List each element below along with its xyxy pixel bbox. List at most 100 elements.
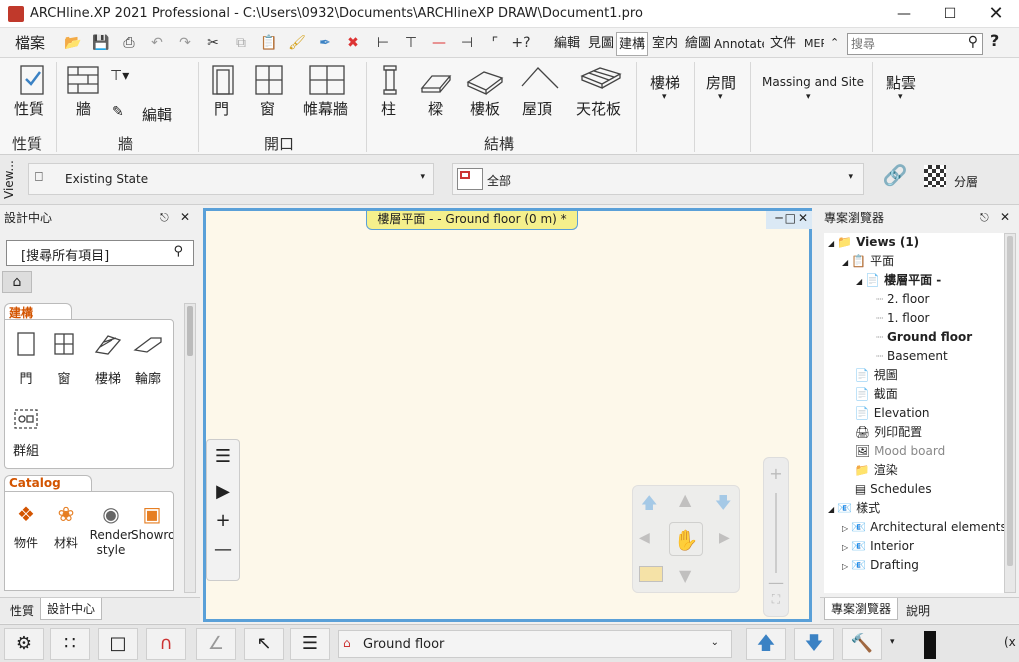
- scrollbar[interactable]: [1004, 233, 1016, 593]
- search-input[interactable]: [851, 35, 959, 53]
- tab-view[interactable]: 見圖: [586, 32, 616, 56]
- zoom-out-icon[interactable]: —: [207, 539, 239, 560]
- tree-item[interactable]: ▷ 📧 Architectural elements: [824, 518, 1004, 537]
- chevron-down-icon[interactable]: ▾: [806, 92, 811, 102]
- dimension-icon[interactable]: ⊢: [372, 32, 394, 54]
- tree-expander-icon[interactable]: ▷: [842, 543, 848, 552]
- tab-project-browser[interactable]: 專案瀏覽器: [824, 598, 899, 620]
- chevron-down-icon[interactable]: ▾: [890, 637, 895, 647]
- floor-combo[interactable]: ⌂ Ground floor ⌄: [338, 630, 732, 658]
- search-icon[interactable]: ⚲: [968, 34, 978, 50]
- door-icon[interactable]: [210, 64, 236, 96]
- tree-item[interactable]: ┈ Ground floor: [824, 328, 1004, 347]
- close-button[interactable]: ✕: [973, 0, 1019, 28]
- door-label[interactable]: 門: [214, 98, 229, 119]
- tab-edit[interactable]: 編輯: [552, 32, 582, 56]
- chevron-down-icon[interactable]: ▾: [662, 92, 667, 102]
- tree-expander-icon[interactable]: ▷: [842, 562, 848, 571]
- tree-item[interactable]: ▷ 📧 Interior: [824, 537, 1004, 556]
- save-icon[interactable]: 💾: [90, 32, 112, 54]
- zoom-minus-icon[interactable]: —: [764, 573, 788, 592]
- tree-item[interactable]: ┈ 2. floor: [824, 290, 1004, 309]
- tree-item[interactable]: 📄 截面: [824, 385, 1004, 404]
- rooms-menu[interactable]: 房間: [706, 72, 736, 93]
- wall-label[interactable]: 牆: [76, 98, 91, 119]
- tree-item[interactable]: 🖨 列印配置: [824, 423, 1004, 442]
- layer-combo[interactable]: 全部 ▾: [452, 163, 864, 195]
- tab-properties[interactable]: 性質: [4, 600, 40, 622]
- angle-icon[interactable]: ∠: [196, 628, 236, 660]
- arrow-right-icon[interactable]: ▶: [719, 530, 730, 546]
- open-icon[interactable]: 📂: [62, 32, 84, 54]
- list-icon[interactable]: ☰: [207, 446, 239, 467]
- view-tab[interactable]: View...: [2, 157, 22, 203]
- chevron-down-icon[interactable]: ▾: [718, 92, 723, 102]
- arrow-down-right-icon[interactable]: 🡇: [715, 492, 731, 519]
- tab-build[interactable]: 建構: [616, 32, 649, 56]
- extend-icon[interactable]: ⊣: [456, 32, 478, 54]
- undo-icon[interactable]: ↶: [146, 32, 168, 54]
- chevron-down-icon[interactable]: ▾: [898, 92, 903, 102]
- collapse-ribbon-icon[interactable]: ⌃: [830, 36, 839, 49]
- tab-mep[interactable]: MEP: [802, 32, 824, 56]
- roof-icon[interactable]: [520, 64, 560, 96]
- tab-document[interactable]: 文件: [768, 32, 798, 56]
- building-stairs[interactable]: 樓梯: [89, 332, 127, 387]
- ceiling-icon[interactable]: [580, 64, 622, 96]
- pin-icon[interactable]: ⎋: [160, 211, 169, 225]
- tree-item[interactable]: 📄 視圖: [824, 366, 1004, 385]
- navigation-pad[interactable]: 🡅 ▲ 🡇 ◀ ✋ ▶ ▼: [632, 485, 740, 593]
- tree-item[interactable]: ◢ 📧 樣式: [824, 499, 1004, 518]
- paint-brush-icon[interactable]: 🖌: [286, 32, 308, 54]
- tab-draw[interactable]: 繪圖: [683, 32, 713, 56]
- tree-expander-icon[interactable]: ◢: [842, 258, 848, 267]
- catalog-render-style[interactable]: ◉ Render style: [89, 502, 133, 558]
- coordinate-toggle[interactable]: (x: [1004, 635, 1016, 649]
- close-panel-icon[interactable]: ✕: [1000, 210, 1010, 224]
- curtain-wall-label[interactable]: 帷幕牆: [303, 98, 348, 119]
- zoom-plus-icon[interactable]: +: [764, 464, 788, 483]
- ceiling-label[interactable]: 天花板: [576, 98, 621, 119]
- properties-icon[interactable]: [18, 64, 46, 96]
- curtain-wall-icon[interactable]: [308, 64, 346, 96]
- edit-label[interactable]: 編輯: [142, 104, 172, 125]
- column-label[interactable]: 柱: [381, 98, 396, 119]
- tab-design-center[interactable]: 設計中心: [40, 598, 103, 620]
- checkerboard-icon[interactable]: [924, 165, 946, 187]
- catalog-objects[interactable]: ❖ 物件: [7, 502, 45, 551]
- beam-label[interactable]: 樑: [428, 98, 443, 119]
- roof-label[interactable]: 屋頂: [522, 98, 552, 119]
- close-panel-icon[interactable]: ✕: [180, 210, 190, 224]
- building-window[interactable]: 窗: [45, 332, 83, 387]
- tree-item[interactable]: 🖼 Mood board: [824, 442, 1004, 461]
- pointer-icon[interactable]: ↖: [244, 628, 284, 660]
- tree-item[interactable]: ◢ 📄 樓層平面 -: [824, 271, 1004, 290]
- help-button[interactable]: ?: [990, 31, 999, 50]
- pin-icon[interactable]: ⎋: [980, 211, 989, 225]
- tree-item[interactable]: ◢ 📋 平面: [824, 252, 1004, 271]
- maximize-button[interactable]: ☐: [927, 0, 973, 28]
- grid-icon[interactable]: ∷: [50, 628, 90, 660]
- design-search-input[interactable]: [搜尋所有項目]: [21, 245, 109, 264]
- arrow-down-icon[interactable]: ▼: [679, 566, 691, 585]
- copy-icon[interactable]: ⧉: [230, 32, 252, 54]
- window-label[interactable]: 窗: [260, 98, 275, 119]
- tree-item[interactable]: 📁 渲染: [824, 461, 1004, 480]
- massing-site-menu[interactable]: Massing and Site: [762, 75, 864, 89]
- design-search-box[interactable]: [搜尋所有項目] ⚲: [6, 240, 194, 266]
- edit-pencil-icon[interactable]: ✎: [112, 104, 124, 120]
- snap-magnet-icon[interactable]: ∩: [146, 628, 186, 660]
- tree-expander-icon[interactable]: ◢: [828, 239, 834, 248]
- catalog-showroom[interactable]: ▣ Showroom: [131, 502, 173, 543]
- corner-icon[interactable]: ⌜: [484, 32, 506, 54]
- tree-item[interactable]: ▤ Schedules: [824, 480, 1004, 499]
- tree-item[interactable]: 📄 Elevation: [824, 404, 1004, 423]
- wall-type-icon[interactable]: ⊤▾: [110, 68, 129, 84]
- print-icon[interactable]: ⎙: [118, 32, 140, 54]
- tab-interior[interactable]: 室内: [650, 32, 678, 56]
- slab-label[interactable]: 樓板: [470, 98, 500, 119]
- tree-item[interactable]: ┈ 1. floor: [824, 309, 1004, 328]
- floor-up-icon[interactable]: 🡅: [746, 628, 786, 660]
- properties-label[interactable]: 性質: [14, 98, 44, 119]
- arrow-left-icon[interactable]: ◀: [639, 530, 650, 546]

══════════════════════════════

Lay out every line of the rows above as a Markdown table with two columns, Number and Line. Give each line its own number, skip blank lines, and leave the pictures out.

● Solution to the exercise:
| Number | Line |
|---|---|
| 1 | List each element below along with its xyxy pixel bbox. List at most 100 elements. |
| 2 | - scrollbar[interactable]: [1004, 233, 1016, 593] |
| 3 | - search-input[interactable]: [851, 35, 959, 53] |
| 4 | - tab-view[interactable]: 見圖: [586, 32, 616, 56] |
| 5 | - zoom-out-icon[interactable]: —: [207, 539, 239, 560] |
| 6 | - tree-item[interactable]: ▷ 📧 Architectural elements: [824, 518, 1004, 537] |
| 7 | - chevron-down-icon[interactable]: ▾: [806, 92, 811, 102] |
| 8 | - dimension-icon[interactable]: ⊢: [372, 32, 394, 54] |
| 9 | - tree-expander-icon[interactable]: ▷: [842, 543, 848, 552] |
| 10 | - tab-project-browser[interactable]: 專案瀏覽器: [824, 598, 899, 620] |
| 11 | - chevron-down-icon[interactable]: ▾: [890, 637, 895, 647] |
| 12 | - floor-combo[interactable]: ⌂ Ground floor ⌄: [338, 630, 732, 658] |
| 13 | - search-icon[interactable]: ⚲: [968, 34, 978, 50] |
| 14 | - door-icon[interactable]: [210, 64, 236, 96] |
| 15 | - tree-item[interactable]: ┈ Ground floor: [824, 328, 1004, 347] |
| 16 | - close-button[interactable]: ✕: [973, 0, 1019, 28] |
| 17 | - door-label[interactable]: 門: [214, 98, 229, 119] |
| 18 | - tab-edit[interactable]: 編輯: [552, 32, 582, 56] |
| 19 | - chevron-down-icon[interactable]: ▾: [662, 92, 667, 102] |
| 20 | - tree-expander-icon[interactable]: ▷: [842, 562, 848, 571] |
| 21 | - tree-item[interactable]: ▷ 📧 Interior: [824, 537, 1004, 556] |
| 22 | - save-icon[interactable]: 💾: [90, 32, 112, 54] |
| 23 | - zoom-minus-icon[interactable]: —: [764, 573, 788, 592] |
| 24 | - tree-item[interactable]: ┈ 2. floor: [824, 290, 1004, 309] |
| 25 | - tree-item[interactable]: 📄 截面: [824, 385, 1004, 404] |
| 26 | - rooms-menu[interactable]: 房間: [706, 72, 736, 93] |
| 27 | - wall-label[interactable]: 牆: [76, 98, 91, 119] |
| 28 | - tree-item[interactable]: 🖨 列印配置: [824, 423, 1004, 442] |
| 29 | - layer-combo[interactable]: 全部 ▾: [452, 163, 864, 195] |
| 30 | - tab-properties[interactable]: 性質: [4, 600, 40, 622] |
| 31 | - angle-icon[interactable]: ∠: [196, 628, 236, 660] |
| 32 | - arrow-right-icon[interactable]: ▶: [719, 530, 730, 546] |
| 33 | - open-icon[interactable]: 📂: [62, 32, 84, 54] |
| 34 | - list-icon[interactable]: ☰: [207, 446, 239, 467] |
| 35 | - view-tab[interactable]: View...: [2, 157, 22, 203] |
| 36 | - chevron-down-icon[interactable]: ▾: [718, 92, 723, 102] |
| 37 | - arrow-down-right-icon[interactable]: 🡇: [715, 492, 731, 519] |
| 38 | - tab-build[interactable]: 建構: [616, 32, 649, 56] |
| 39 | - extend-icon[interactable]: ⊣: [456, 32, 478, 54] |
| 40 | - undo-icon[interactable]: ↶: [146, 32, 168, 54] |
| 41 | - chevron-down-icon[interactable]: ▾: [898, 92, 903, 102] |
| 42 | - collapse-ribbon-icon[interactable]: ⌃: [830, 36, 839, 49] |
| 43 | - tab-mep[interactable]: MEP: [802, 32, 824, 56] |
| 44 | - roof-icon[interactable]: [520, 64, 560, 96] |
| 45 | - tab-document[interactable]: 文件: [768, 32, 798, 56] |
| 46 | - building-stairs[interactable]: 樓梯: [89, 332, 127, 387] |
| 47 | - ceiling-icon[interactable]: [580, 64, 622, 96] |
| 48 | - pin-icon[interactable]: ⎋: [160, 211, 169, 225] |
| 49 | - tree-item[interactable]: 📄 視圖: [824, 366, 1004, 385] |
| 50 | - navigation-pad[interactable]: 🡅 ▲ 🡇 ◀ ✋ ▶ ▼: [632, 485, 740, 593] |
| 51 | - tree-item[interactable]: ◢ 📧 樣式: [824, 499, 1004, 518] |
| 52 | - paint-brush-icon[interactable]: 🖌: [286, 32, 308, 54] |
| 53 | - tab-draw[interactable]: 繪圖: [683, 32, 713, 56] |
| 54 | - tree-expander-icon[interactable]: ◢: [842, 258, 848, 267] |
| 55 | - catalog-render-style[interactable]: ◉ Render style: [89, 502, 133, 558] |
| 56 | - coordinate-toggle[interactable]: (x: [1004, 635, 1016, 649] |
| 57 | - close-panel-icon[interactable]: ✕: [1000, 210, 1010, 224] |
| 58 | - curtain-wall-label[interactable]: 帷幕牆: [303, 98, 348, 119] |
| 59 | - zoom-plus-icon[interactable]: +: [764, 464, 788, 483] |
| 60 | - ceiling-label[interactable]: 天花板: [576, 98, 621, 119] |
| 61 | - properties-icon[interactable]: [18, 64, 46, 96] |
| 62 | - curtain-wall-icon[interactable]: [308, 64, 346, 96] |
| 63 | - edit-label[interactable]: 編輯: [142, 104, 172, 125] |
| 64 | - column-label[interactable]: 柱: [381, 98, 396, 119] |
| 65 | - tab-design-center[interactable]: 設計中心: [40, 598, 103, 620] |
| 66 | - checkerboard-icon[interactable]: [924, 165, 946, 187] |
| 67 | - catalog-objects[interactable]: ❖ 物件: [7, 502, 45, 551] |
| 68 | - beam-label[interactable]: 樑: [428, 98, 443, 119] |
| 69 | - roof-label[interactable]: 屋頂: [522, 98, 552, 119] |
| 70 | - close-panel-icon[interactable]: ✕: [180, 210, 190, 224] |
| 71 | - building-window[interactable]: 窗: [45, 332, 83, 387] |
| 72 | - tree-item[interactable]: 🖼 Mood board: [824, 442, 1004, 461] |
| 73 | - pointer-icon[interactable]: ↖: [244, 628, 284, 660] |
| 74 | - tree-item[interactable]: ◢ 📄 樓層平面 -: [824, 271, 1004, 290] |
| 75 | - help-button[interactable]: ?: [990, 31, 999, 50] |
| 76 | - pin-icon[interactable]: ⎋: [980, 211, 989, 225] |
| 77 | - tree-item[interactable]: ◢ 📋 平面: [824, 252, 1004, 271] |
| 78 | - maximize-button[interactable]: ☐: [927, 0, 973, 28] |
| 79 | - grid-icon[interactable]: ∷: [50, 628, 90, 660] |
| 80 | - design-search-input[interactable]: [搜尋所有項目]: [21, 245, 109, 264] |
| 81 | - arrow-down-icon[interactable]: ▼: [679, 566, 691, 585] |
| 82 | - copy-icon[interactable]: ⧉: [230, 32, 252, 54] |
| 83 | - window-label[interactable]: 窗: [260, 98, 275, 119] |
| 84 | - tree-item[interactable]: 📁 渲染: [824, 461, 1004, 480] |
| 85 | - massing-site-menu[interactable]: Massing and Site: [762, 75, 864, 89] |
| 86 | - design-search-box[interactable]: [搜尋所有項目] ⚲: [6, 240, 194, 266] |
| 87 | - edit-pencil-icon[interactable]: ✎: [112, 104, 124, 120] |
| 88 | - snap-magnet-icon[interactable]: ∩: [146, 628, 186, 660] |
| 89 | - tree-expander-icon[interactable]: ◢: [828, 239, 834, 248] |
| 90 | - catalog-showroom[interactable]: ▣ Showroom: [131, 502, 173, 543] |
| 91 | - corner-icon[interactable]: ⌜: [484, 32, 506, 54] |
| 92 | - tree-item[interactable]: ▤ Schedules: [824, 480, 1004, 499] |
| 93 | - tree-item[interactable]: 📄 Elevation: [824, 404, 1004, 423] |
| 94 | - wall-type-icon[interactable]: ⊤▾: [110, 68, 129, 84] |
| 95 | - print-icon[interactable]: ⎙: [118, 32, 140, 54] |
| 96 | - tab-interior[interactable]: 室内: [650, 32, 678, 56] |
| 97 | - slab-label[interactable]: 樓板: [470, 98, 500, 119] |
| 98 | - tree-item[interactable]: ┈ 1. floor: [824, 309, 1004, 328] |
| 99 | - floor-up-icon[interactable]: 🡅: [746, 628, 786, 660] |
| 100 | - properties-label[interactable]: 性質: [14, 98, 44, 119] |
| 101 | - arrow-left-icon[interactable]: ◀: [639, 530, 650, 546] |